*Given entries*:
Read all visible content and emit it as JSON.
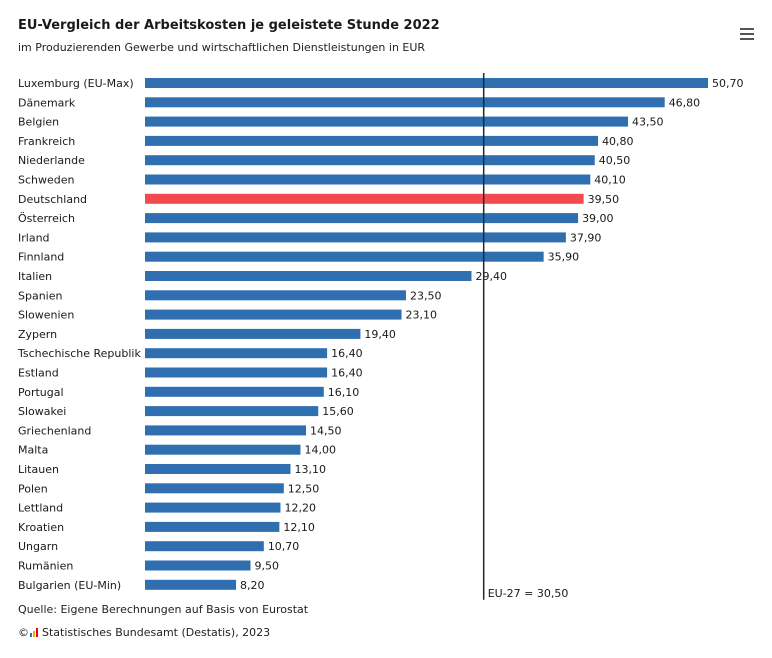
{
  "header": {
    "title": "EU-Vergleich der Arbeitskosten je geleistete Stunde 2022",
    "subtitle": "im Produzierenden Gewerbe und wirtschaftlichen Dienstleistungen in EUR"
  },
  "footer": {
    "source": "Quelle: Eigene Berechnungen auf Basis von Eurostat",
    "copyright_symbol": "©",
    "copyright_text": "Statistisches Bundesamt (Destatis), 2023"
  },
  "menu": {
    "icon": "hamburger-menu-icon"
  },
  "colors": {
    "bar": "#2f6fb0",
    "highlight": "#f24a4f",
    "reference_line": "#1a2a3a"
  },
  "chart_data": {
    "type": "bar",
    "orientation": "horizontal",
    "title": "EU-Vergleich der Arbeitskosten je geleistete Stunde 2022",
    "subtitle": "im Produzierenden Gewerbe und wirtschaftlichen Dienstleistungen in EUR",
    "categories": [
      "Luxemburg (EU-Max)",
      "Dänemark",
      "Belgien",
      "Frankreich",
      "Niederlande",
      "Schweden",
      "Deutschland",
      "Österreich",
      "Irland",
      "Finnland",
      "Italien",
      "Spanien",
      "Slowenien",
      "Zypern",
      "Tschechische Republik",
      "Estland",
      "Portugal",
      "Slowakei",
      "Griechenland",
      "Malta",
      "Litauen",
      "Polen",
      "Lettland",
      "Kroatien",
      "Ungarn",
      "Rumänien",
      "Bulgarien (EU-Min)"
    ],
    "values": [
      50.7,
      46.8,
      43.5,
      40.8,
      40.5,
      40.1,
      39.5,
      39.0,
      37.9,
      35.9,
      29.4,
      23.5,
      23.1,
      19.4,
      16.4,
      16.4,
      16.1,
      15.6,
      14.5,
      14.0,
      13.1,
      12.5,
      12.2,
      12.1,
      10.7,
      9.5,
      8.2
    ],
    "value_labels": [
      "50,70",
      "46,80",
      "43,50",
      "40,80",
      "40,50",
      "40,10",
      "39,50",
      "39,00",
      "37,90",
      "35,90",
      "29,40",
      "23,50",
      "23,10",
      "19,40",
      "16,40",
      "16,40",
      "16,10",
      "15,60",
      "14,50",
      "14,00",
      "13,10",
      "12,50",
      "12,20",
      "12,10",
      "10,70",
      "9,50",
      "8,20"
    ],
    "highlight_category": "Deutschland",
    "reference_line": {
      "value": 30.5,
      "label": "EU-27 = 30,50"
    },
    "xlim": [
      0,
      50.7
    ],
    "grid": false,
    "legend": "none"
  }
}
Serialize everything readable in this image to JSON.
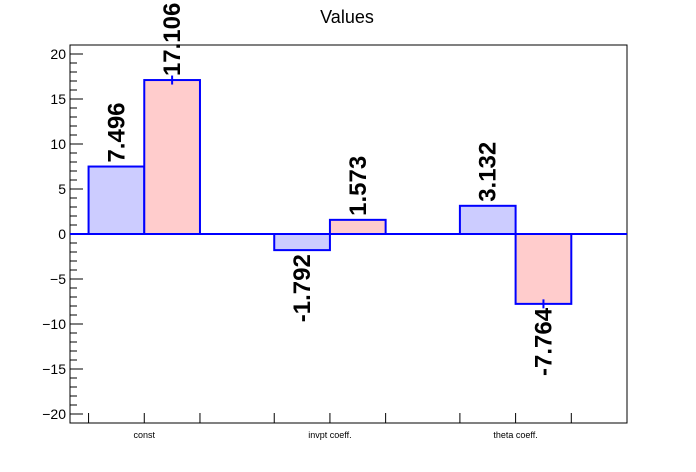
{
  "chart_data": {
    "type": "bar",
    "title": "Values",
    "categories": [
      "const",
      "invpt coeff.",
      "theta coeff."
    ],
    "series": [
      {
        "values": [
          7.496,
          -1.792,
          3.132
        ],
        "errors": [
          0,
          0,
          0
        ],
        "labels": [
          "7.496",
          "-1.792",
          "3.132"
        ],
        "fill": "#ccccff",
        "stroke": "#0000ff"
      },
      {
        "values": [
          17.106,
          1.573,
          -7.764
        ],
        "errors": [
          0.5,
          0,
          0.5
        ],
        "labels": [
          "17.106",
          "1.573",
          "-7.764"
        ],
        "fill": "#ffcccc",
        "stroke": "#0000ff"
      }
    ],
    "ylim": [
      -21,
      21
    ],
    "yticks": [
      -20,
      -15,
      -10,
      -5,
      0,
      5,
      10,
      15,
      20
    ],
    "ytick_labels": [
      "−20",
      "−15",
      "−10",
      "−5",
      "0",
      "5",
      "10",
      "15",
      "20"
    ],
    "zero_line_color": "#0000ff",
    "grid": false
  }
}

* * *

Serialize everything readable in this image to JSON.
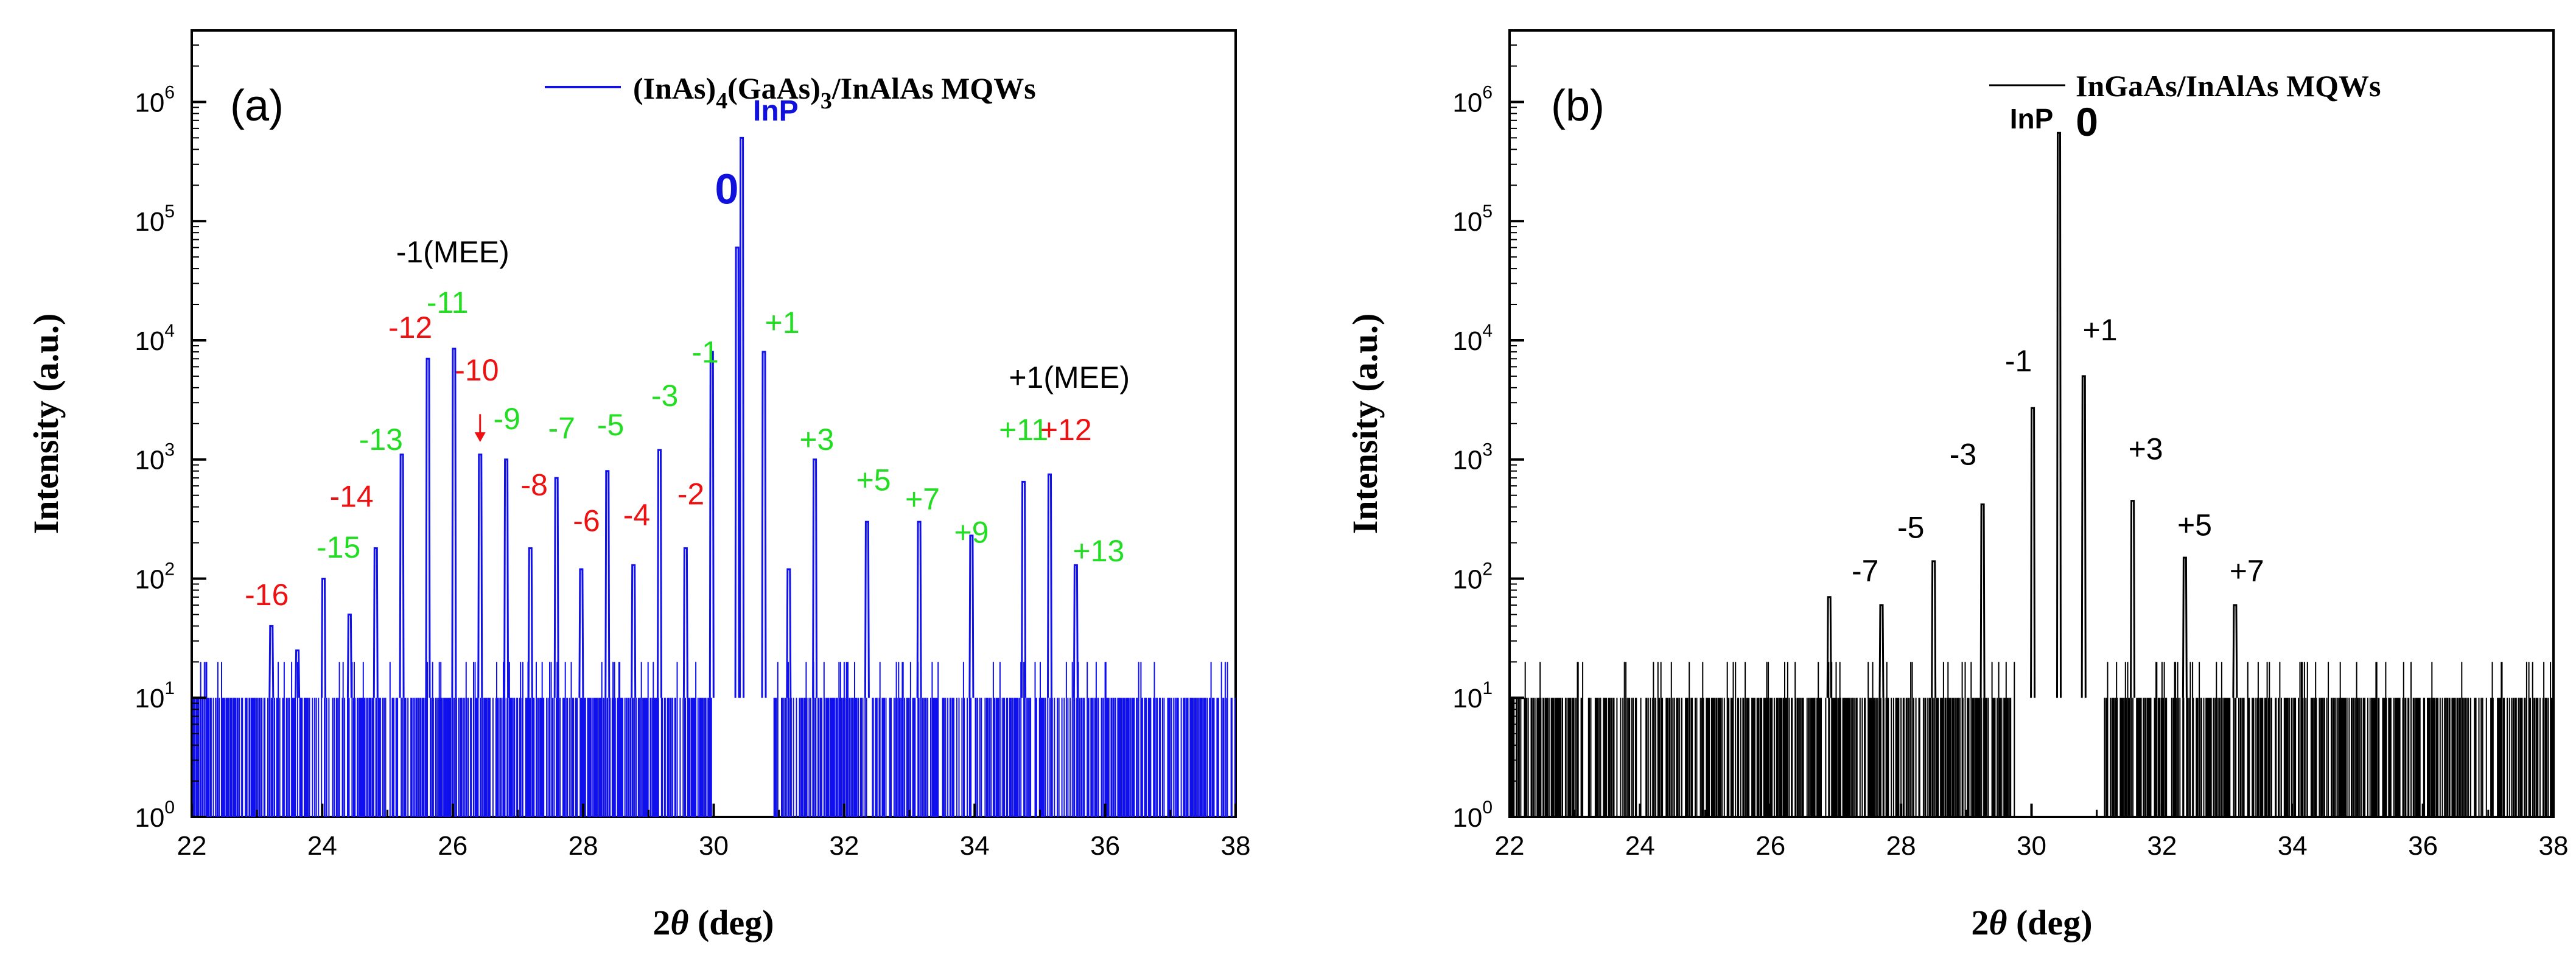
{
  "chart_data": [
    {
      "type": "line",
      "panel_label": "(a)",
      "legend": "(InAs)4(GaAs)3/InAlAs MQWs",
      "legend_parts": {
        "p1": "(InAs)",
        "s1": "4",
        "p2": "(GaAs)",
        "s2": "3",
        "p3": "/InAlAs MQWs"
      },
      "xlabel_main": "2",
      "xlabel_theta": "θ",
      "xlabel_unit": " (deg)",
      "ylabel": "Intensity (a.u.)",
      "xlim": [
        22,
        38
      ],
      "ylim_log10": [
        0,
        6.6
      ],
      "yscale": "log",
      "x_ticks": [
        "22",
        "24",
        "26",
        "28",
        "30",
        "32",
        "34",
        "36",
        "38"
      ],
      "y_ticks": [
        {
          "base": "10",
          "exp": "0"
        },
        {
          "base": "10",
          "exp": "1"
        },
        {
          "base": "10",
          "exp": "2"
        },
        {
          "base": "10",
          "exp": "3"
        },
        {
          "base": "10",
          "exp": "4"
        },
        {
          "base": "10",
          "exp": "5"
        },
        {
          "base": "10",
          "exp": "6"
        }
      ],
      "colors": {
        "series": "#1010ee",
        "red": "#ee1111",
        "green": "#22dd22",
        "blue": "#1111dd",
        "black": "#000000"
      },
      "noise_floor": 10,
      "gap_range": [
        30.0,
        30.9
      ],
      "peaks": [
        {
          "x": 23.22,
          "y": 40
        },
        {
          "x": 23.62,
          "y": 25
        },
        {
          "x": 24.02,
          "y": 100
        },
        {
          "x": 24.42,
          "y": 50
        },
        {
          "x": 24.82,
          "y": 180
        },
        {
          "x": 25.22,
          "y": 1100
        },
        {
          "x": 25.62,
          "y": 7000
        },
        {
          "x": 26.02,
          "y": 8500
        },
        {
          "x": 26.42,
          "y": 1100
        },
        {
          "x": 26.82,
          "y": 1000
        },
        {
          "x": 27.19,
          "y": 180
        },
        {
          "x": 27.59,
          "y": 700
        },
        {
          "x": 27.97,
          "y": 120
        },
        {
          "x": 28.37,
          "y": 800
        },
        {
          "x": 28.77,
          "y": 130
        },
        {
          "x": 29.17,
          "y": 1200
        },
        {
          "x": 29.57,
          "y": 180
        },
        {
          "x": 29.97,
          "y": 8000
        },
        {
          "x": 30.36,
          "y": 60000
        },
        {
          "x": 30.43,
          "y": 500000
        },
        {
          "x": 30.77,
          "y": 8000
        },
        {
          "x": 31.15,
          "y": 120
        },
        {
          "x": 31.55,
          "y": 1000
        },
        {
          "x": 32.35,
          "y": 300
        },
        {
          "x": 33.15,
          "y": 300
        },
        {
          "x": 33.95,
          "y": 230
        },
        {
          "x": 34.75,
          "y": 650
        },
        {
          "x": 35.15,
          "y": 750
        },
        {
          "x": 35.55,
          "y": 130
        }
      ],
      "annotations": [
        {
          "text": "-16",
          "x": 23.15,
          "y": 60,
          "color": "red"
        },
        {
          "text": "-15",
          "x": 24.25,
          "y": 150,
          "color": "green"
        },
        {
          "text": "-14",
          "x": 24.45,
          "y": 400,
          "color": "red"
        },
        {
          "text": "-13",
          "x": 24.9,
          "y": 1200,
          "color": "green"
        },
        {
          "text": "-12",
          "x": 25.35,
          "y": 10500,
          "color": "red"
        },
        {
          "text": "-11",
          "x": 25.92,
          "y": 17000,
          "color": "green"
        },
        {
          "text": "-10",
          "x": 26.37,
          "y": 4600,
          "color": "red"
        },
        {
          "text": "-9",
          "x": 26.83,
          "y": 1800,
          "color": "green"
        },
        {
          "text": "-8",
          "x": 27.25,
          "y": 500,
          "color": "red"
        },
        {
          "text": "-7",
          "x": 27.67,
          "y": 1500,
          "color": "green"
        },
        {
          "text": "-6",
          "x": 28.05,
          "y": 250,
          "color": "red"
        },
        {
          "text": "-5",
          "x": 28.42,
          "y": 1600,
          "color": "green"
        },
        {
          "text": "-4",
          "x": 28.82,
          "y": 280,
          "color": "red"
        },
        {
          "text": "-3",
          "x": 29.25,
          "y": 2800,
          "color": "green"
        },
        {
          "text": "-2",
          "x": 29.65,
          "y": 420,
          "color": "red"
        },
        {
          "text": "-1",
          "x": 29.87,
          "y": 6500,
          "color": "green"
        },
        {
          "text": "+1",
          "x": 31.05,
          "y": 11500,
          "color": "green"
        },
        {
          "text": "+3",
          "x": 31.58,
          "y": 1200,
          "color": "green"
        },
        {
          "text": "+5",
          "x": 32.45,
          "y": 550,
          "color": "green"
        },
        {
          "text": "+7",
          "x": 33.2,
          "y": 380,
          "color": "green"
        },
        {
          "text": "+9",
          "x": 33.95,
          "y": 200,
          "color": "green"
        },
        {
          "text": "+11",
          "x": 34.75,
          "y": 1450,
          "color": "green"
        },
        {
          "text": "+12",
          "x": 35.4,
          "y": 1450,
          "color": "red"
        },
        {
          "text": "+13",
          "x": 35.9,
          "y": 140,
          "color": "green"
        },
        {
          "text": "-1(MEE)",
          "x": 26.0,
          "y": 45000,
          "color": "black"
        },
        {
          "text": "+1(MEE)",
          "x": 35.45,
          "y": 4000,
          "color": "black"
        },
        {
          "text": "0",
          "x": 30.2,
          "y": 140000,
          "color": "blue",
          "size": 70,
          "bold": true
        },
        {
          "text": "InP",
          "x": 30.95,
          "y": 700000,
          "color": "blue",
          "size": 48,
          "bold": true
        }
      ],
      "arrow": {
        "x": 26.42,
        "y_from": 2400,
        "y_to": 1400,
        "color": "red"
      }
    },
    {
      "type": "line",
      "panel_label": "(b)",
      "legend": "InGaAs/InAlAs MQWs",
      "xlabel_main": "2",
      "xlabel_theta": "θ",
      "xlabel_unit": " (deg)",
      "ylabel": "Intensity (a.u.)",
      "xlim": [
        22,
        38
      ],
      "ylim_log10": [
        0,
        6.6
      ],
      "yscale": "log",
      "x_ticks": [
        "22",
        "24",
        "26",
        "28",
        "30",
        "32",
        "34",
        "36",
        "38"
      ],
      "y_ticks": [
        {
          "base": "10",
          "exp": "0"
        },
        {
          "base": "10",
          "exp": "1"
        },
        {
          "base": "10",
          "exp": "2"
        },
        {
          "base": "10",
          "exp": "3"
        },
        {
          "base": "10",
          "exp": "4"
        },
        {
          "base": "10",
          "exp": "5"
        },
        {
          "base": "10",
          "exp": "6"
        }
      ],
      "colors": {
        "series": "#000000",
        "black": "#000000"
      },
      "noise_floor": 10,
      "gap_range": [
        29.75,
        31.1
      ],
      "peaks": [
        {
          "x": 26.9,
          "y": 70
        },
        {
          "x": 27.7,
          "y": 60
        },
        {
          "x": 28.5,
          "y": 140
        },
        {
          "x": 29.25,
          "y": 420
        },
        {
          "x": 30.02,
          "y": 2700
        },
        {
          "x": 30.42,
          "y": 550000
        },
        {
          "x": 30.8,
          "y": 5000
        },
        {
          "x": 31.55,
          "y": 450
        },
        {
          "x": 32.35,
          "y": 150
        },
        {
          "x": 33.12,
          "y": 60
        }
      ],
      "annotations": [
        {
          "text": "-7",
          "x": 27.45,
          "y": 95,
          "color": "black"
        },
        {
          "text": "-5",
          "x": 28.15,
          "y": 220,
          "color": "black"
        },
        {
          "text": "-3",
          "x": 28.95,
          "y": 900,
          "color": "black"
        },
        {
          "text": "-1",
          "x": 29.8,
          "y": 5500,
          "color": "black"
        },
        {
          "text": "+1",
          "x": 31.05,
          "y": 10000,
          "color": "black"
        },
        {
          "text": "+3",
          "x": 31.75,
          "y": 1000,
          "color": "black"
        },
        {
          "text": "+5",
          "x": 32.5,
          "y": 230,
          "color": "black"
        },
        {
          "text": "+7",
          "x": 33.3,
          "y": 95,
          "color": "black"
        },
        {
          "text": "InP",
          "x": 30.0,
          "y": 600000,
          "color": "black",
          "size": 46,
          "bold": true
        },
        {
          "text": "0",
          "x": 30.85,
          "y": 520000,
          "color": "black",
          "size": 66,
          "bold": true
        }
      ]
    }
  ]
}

* * *

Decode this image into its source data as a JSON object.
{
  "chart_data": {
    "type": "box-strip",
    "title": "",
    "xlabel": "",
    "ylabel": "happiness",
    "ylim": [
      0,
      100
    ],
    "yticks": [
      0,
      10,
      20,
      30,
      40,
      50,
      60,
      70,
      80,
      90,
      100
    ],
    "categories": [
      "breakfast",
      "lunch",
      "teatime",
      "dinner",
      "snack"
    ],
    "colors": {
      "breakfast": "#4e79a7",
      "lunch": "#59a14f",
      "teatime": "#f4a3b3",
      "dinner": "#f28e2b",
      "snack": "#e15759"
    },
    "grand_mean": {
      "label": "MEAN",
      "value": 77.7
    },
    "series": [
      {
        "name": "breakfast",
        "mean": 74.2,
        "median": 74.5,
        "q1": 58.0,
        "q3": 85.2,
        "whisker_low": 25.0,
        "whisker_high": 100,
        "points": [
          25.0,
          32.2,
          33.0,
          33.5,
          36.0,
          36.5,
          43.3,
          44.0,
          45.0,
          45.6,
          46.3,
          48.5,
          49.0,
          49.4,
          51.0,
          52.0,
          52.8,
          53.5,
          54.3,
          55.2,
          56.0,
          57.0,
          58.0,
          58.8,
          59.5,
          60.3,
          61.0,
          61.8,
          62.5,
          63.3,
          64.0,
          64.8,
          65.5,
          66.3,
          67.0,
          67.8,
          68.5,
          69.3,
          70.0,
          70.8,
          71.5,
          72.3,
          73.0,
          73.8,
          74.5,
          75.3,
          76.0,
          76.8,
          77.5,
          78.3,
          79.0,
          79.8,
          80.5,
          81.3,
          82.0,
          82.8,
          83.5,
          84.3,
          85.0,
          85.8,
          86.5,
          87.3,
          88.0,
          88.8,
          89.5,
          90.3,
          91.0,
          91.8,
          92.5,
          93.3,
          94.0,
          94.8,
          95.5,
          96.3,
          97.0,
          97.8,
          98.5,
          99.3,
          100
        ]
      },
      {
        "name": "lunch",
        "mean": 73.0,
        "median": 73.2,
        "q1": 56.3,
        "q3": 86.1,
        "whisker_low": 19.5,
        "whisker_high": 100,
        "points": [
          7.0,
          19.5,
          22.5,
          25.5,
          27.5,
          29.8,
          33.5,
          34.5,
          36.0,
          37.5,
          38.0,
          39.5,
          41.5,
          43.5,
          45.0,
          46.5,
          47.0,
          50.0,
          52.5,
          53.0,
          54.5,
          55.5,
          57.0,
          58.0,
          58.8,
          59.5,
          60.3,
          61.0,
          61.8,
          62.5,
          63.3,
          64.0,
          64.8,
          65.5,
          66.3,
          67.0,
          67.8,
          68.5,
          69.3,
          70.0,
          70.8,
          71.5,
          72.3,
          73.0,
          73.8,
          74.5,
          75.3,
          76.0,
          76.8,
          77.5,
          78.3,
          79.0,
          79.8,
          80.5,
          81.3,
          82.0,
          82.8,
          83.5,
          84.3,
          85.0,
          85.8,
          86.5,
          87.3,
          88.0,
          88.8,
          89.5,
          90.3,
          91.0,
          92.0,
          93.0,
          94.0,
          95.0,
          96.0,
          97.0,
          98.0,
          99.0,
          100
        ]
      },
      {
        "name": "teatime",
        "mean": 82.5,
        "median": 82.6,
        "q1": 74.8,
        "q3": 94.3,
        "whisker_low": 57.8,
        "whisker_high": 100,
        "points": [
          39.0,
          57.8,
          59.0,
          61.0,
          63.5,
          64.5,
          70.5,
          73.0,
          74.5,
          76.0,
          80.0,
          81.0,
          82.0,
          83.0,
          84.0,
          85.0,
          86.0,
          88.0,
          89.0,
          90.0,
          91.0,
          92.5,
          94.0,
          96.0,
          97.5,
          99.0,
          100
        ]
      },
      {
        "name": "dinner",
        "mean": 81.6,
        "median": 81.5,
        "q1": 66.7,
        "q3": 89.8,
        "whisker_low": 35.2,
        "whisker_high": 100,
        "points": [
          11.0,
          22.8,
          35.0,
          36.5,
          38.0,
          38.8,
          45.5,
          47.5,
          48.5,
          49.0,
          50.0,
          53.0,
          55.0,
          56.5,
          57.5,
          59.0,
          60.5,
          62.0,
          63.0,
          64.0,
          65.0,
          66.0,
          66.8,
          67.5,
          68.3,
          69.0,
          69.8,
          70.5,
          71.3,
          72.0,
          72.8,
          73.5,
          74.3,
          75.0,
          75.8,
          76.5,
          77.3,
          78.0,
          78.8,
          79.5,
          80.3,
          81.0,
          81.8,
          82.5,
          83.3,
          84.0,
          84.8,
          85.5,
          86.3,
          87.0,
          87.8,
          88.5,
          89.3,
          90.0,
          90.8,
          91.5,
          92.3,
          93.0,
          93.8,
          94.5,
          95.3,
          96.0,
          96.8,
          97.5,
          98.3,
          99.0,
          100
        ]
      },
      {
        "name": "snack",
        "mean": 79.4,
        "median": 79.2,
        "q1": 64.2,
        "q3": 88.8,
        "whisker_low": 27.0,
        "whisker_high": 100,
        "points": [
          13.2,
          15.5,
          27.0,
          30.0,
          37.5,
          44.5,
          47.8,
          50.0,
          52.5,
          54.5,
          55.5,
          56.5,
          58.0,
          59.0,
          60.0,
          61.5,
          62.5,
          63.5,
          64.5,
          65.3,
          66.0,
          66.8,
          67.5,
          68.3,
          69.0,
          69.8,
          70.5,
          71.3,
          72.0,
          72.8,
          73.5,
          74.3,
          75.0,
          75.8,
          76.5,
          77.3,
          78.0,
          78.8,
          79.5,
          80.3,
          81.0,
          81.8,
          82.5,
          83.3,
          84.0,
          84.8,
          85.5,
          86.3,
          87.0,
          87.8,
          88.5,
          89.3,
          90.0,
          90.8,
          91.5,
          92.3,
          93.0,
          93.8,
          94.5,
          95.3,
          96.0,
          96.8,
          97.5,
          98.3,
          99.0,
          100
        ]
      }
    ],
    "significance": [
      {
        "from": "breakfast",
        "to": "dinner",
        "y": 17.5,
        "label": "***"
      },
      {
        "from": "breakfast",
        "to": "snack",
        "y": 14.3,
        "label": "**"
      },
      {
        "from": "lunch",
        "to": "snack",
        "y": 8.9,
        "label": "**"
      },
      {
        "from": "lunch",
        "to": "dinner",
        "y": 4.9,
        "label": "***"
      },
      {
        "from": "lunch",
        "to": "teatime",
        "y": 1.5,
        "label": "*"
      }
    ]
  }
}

*Objective*:
Return from the data every line that holds "InAs".

*Reply to the task*:
      "legend": "(InAs)4(GaAs)3/InAlAs MQWs",
        "p1": "(InAs)",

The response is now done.